- [What the exercise asks]
Exactly reproduce the lines from the line bearing "Extract all readable text from this page." through the end of the listing, inclusive of both; pictures are to be omitted.

- [Extracted data entries]
╭──

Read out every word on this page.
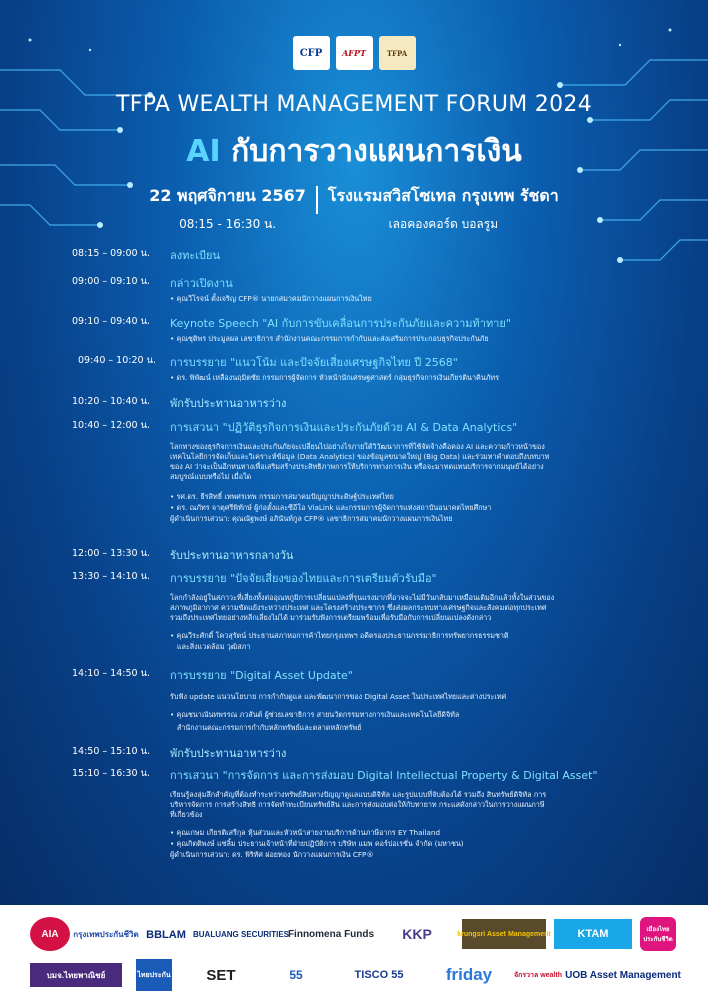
CFP	AFPT	TFPA
TFPA WEALTH MANAGEMENT FORUM 2024
AI กับการวางแผนการเงิน
22 พฤศจิกายน 2567
08:15 - 16:30 น.
โรงแรมสวิสโซเทล กรุงเทพ รัชดา
เลอคองคอร์ด บอลรูม
08:15 – 09:00 น. ลงทะเบียน
09:00 – 09:10 น. กล่าวเปิดงาน
• คุณวีโรจน์ ตั้งเจริญ CFP® นายกสมาคมนักวางแผนการเงินไทย
09:10 – 09:40 น. Keynote Speech "AI กับการขับเคลื่อนการประกันภัยและความท้าทาย"
• คุณชุติพร ประมูลผล เลขาธิการ สำนักงานคณะกรรมการกำกับและส่งเสริมการประกอบธุรกิจประกันภัย
09:40 – 10:20 น. การบรรยาย "แนวโน้ม และปัจจัยเสี่ยงเศรษฐกิจไทย ปี 2568"
• ดร. พิพัฒน์ เหลืองนฤมิตชัย กรรมการผู้จัดการ หัวหน้านักเศรษฐศาสตร์ กลุ่มธุรกิจการเงินเกียรตินาคินภัทร
10:20 – 10:40 น. พักรับประทานอาหารว่าง
10:40 – 12:00 น. การเสวนา "ปฏิวัติธุรกิจการเงินและประกันภัยด้วย AI & Data Analytics"
โลกทางของธุรกิจการเงินและประกันภัยจะเปลี่ยนไปอย่างไรภายใต้วิวัฒนาการที่ใช้จัดจ้างคือคอง AI และความก้าวหน้าของ
เทคโนโลยีการจัดเก็บและวิเคราะห์ข้อมูล (Data Analytics) ของข้อมูลขนาดใหญ่ (Big Data) และร่วมหาคำตอบถึงบทบาท
ของ AI ว่าจะเป็นอีกหนทางเพื่อเสริมสร้างประสิทธิภาพการให้บริการทางการเงิน หรือจะมาทดแทนบริการจากมนุษย์ได้อย่าง
สมบูรณ์แบบหรือไม่ เมื่อใด
• รศ.ดร. ธีรสิทธิ์ เทพศรเทพ กรรมการสมาคมปัญญาประดิษฐ์ประเทศไทย
• ดร. ณภัทร จาตุศรีพิทักษ์ ผู้ก่อตั้งและซีอีโอ ViaLink และกรรมการผู้จัดการแห่งสถาบันอนาคตไทยศึกษา
ผู้ดำเนินการเสวนา: คุณณัฐพงษ์ อภินันท์กูล CFP® เลขาธิการสมาคมนักวางแผนการเงินไทย
12:00 – 13:30 น. รับประทานอาหารกลางวัน
13:30 – 14:10 น. การบรรยาย "ปัจจัยเสี่ยงของไทยและการเตรียมตัวรับมือ"
โลกกำลังอยู่ในสภาวะที่เสี่ยงทั้งต่ออุณหภูมิการเปลี่ยนแปลงที่รุนแรงมากที่อาจจะไม่มีวันกลับมาเหมือนเดิมอีกแล้วทั้งในส่วนของ
สภาพภูมิอากาศ ความขัดแย้งระหว่างประเทศ และโครงสร้างประชากร ซึ่งส่งผลกระทบทางเศรษฐกิจและสังคมต่อทุกประเทศ
รวมถึงประเทศไทยอย่างหลีกเลี่ยงไม่ได้ มาร่วมรับฟังการเตรียมพร้อมเพื่อรับมือกับการเปลี่ยนแปลงดังกล่าว
• คุณวีระศักดิ์ โควสุรัตน์ ประธานสภาหอการค้าไทยกรุงเทพฯ อดีตรองประธานกรรมาธิการทรัพยากรธรรมชาติ
และสิ่งแวดล้อม วุฒิสภา
14:10 – 14:50 น. การบรรยาย "Digital Asset Update"
รับฟัง update แนวนโยบาย การกำกับดูแล และพัฒนาการของ Digital Asset ในประเทศไทยและต่างประเทศ
• คุณชนาณันทพรรณ ภวสันต์ ผู้ช่วยเลขาธิการ สายนวัตกรรมทางการเงินและเทคโนโลยีดิจิทัล
สำนักงานคณะกรรมการกำกับหลักทรัพย์และตลาดหลักทรัพย์
14:50 – 15:10 น. พักรับประทานอาหารว่าง
15:10 – 16:30 น. การเสวนา "การจัดการ และการส่งมอบ Digital Intellectual Property & Digital Asset"
เรียนรู้ลงลุ่มลึกสำคัญที่ต้องทำระหว่างทรัพย์สินทางปัญญาดูแลแบบดิจิทัล และรูปแบบที่จับต้องได้ รวมถึง สินทรัพย์ดิจิทัล การ
บริหารจัดการ การสร้างสิทธิ การจัดทำทะเบียนทรัพย์สิน และการส่งมอบต่อให้กับทายาท กระแสดังกล่าวในการวางแผนภาษี
ที่เกี่ยวข้อง
• คุณเกษม เกียรติเสรีกุล หุ้นส่วนและหัวหน้าสายงานบริการด้านภาษีอากร EY Thailand
• คุณกิตติพงษ์ แซ่ลิ้ม ประธานเจ้าหน้าที่ฝ่ายปฏิบัติการ บริษัท แมพ คอร์ปอเรชั่น จำกัด (มหาชน)
ผู้ดำเนินการเสวนา: ดร. พิริทัศ ฝอยทอง นักวางแผนการเงิน CFP®
AIA	กรุงเทพประกันชีวิต BBLAM BUALUANG SECURITIES
Finnomena Funds	KKP	krungsri Asset Management	KTAM	เมืองไทยประกันชีวิต
บมจ.ไทยพาณิชย์	ไทยประกัน	SET	55	TISCO 55	friday	จักรวาล wealth UOB Asset Management
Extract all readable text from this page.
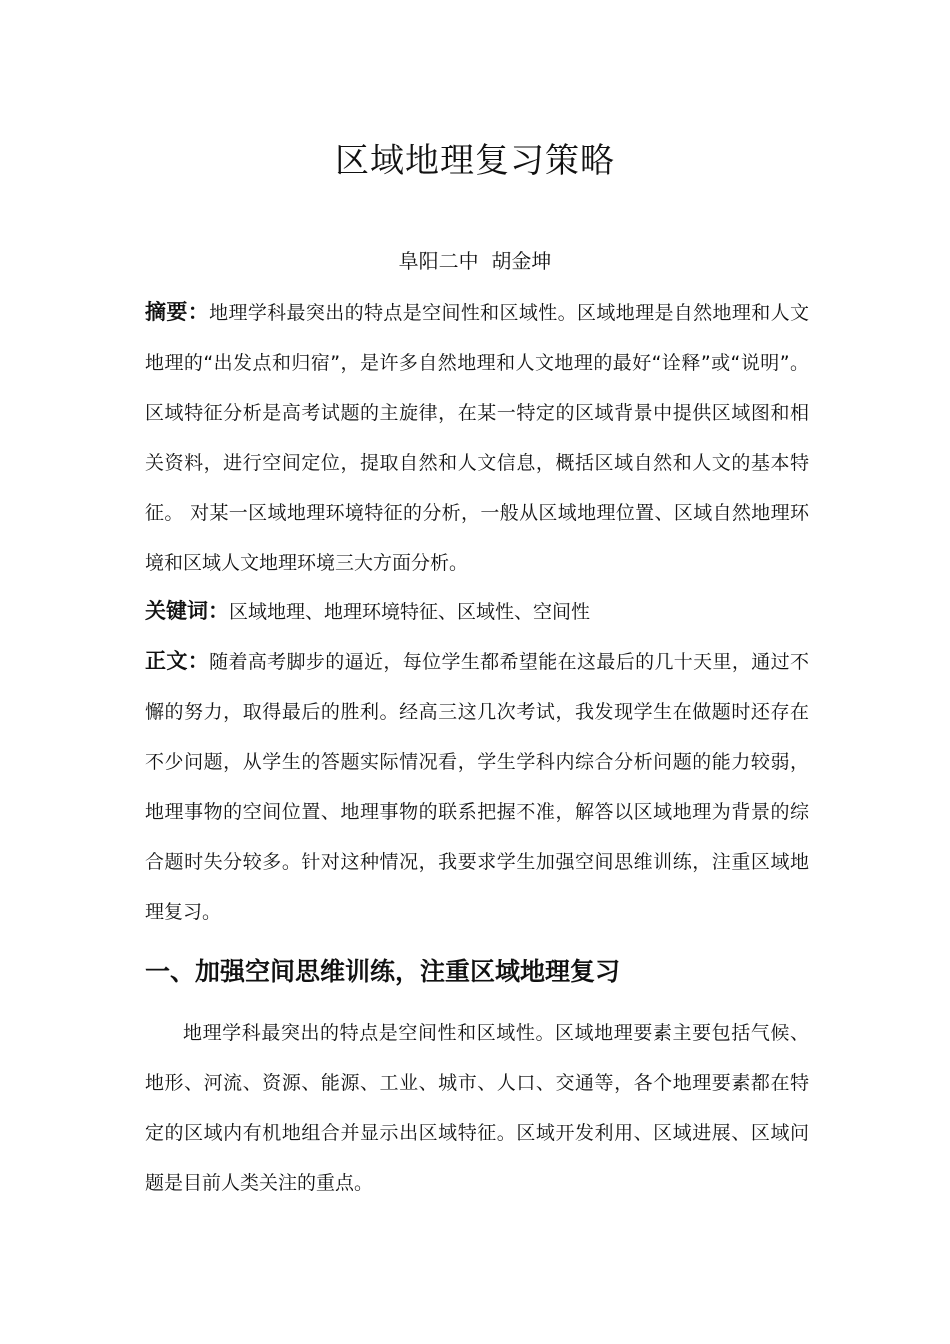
区域地理复习策略
阜阳二中  胡金坤

摘要：地理学科最突出的特点是空间性和区域性。区域地理是自然地理和人文地理的“出发点和归宿”，是许多自然地理和人文地理的最好“诠释”或“说明”。区域特征分析是高考试题的主旋律，在某一特定的区域背景中提供区域图和相关资料，进行空间定位，提取自然和人文信息，概括区域自然和人文的基本特征。 对某一区域地理环境特征的分析，一般从区域地理位置、区域自然地理环境和区域人文地理环境三大方面分析。

关键词：区域地理、地理环境特征、区域性、空间性

正文：随着高考脚步的逼近，每位学生都希望能在这最后的几十天里，通过不懈的努力，取得最后的胜利。经高三这几次考试，我发现学生在做题时还存在不少问题，从学生的答题实际情况看，学生学科内综合分析问题的能力较弱，地理事物的空间位置、地理事物的联系把握不准，解答以区域地理为背景的综合题时失分较多。针对这种情况，我要求学生加强空间思维训练，注重区域地理复习。

一、加强空间思维训练，注重区域地理复习

地理学科最突出的特点是空间性和区域性。区域地理要素主要包括气候、地形、河流、资源、能源、工业、城市、人口、交通等，各个地理要素都在特定的区域内有机地组合并显示出区域特征。区域开发利用、区域进展、区域问题是目前人类关注的重点。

╰──

- [Result for this task]
Extract all readable text from this page.
区域地理复习策略
阜阳二中  胡金坤

摘要：地理学科最突出的特点是空间性和区域性。区域地理是自然地理和人文地理的“出发点和归宿”，是许多自然地理和人文地理的最好“诠释”或“说明”。区域特征分析是高考试题的主旋律，在某一特定的区域背景中提供区域图和相关资料，进行空间定位，提取自然和人文信息，概括区域自然和人文的基本特征。 对某一区域地理环境特征的分析，一般从区域地理位置、区域自然地理环境和区域人文地理环境三大方面分析。

关键词：区域地理、地理环境特征、区域性、空间性

正文：随着高考脚步的逼近，每位学生都希望能在这最后的几十天里，通过不懈的努力，取得最后的胜利。经高三这几次考试，我发现学生在做题时还存在不少问题，从学生的答题实际情况看，学生学科内综合分析问题的能力较弱，地理事物的空间位置、地理事物的联系把握不准，解答以区域地理为背景的综合题时失分较多。针对这种情况，我要求学生加强空间思维训练，注重区域地理复习。

一、加强空间思维训练，注重区域地理复习

地理学科最突出的特点是空间性和区域性。区域地理要素主要包括气候、地形、河流、资源、能源、工业、城市、人口、交通等，各个地理要素都在特定的区域内有机地组合并显示出区域特征。区域开发利用、区域进展、区域问题是目前人类关注的重点。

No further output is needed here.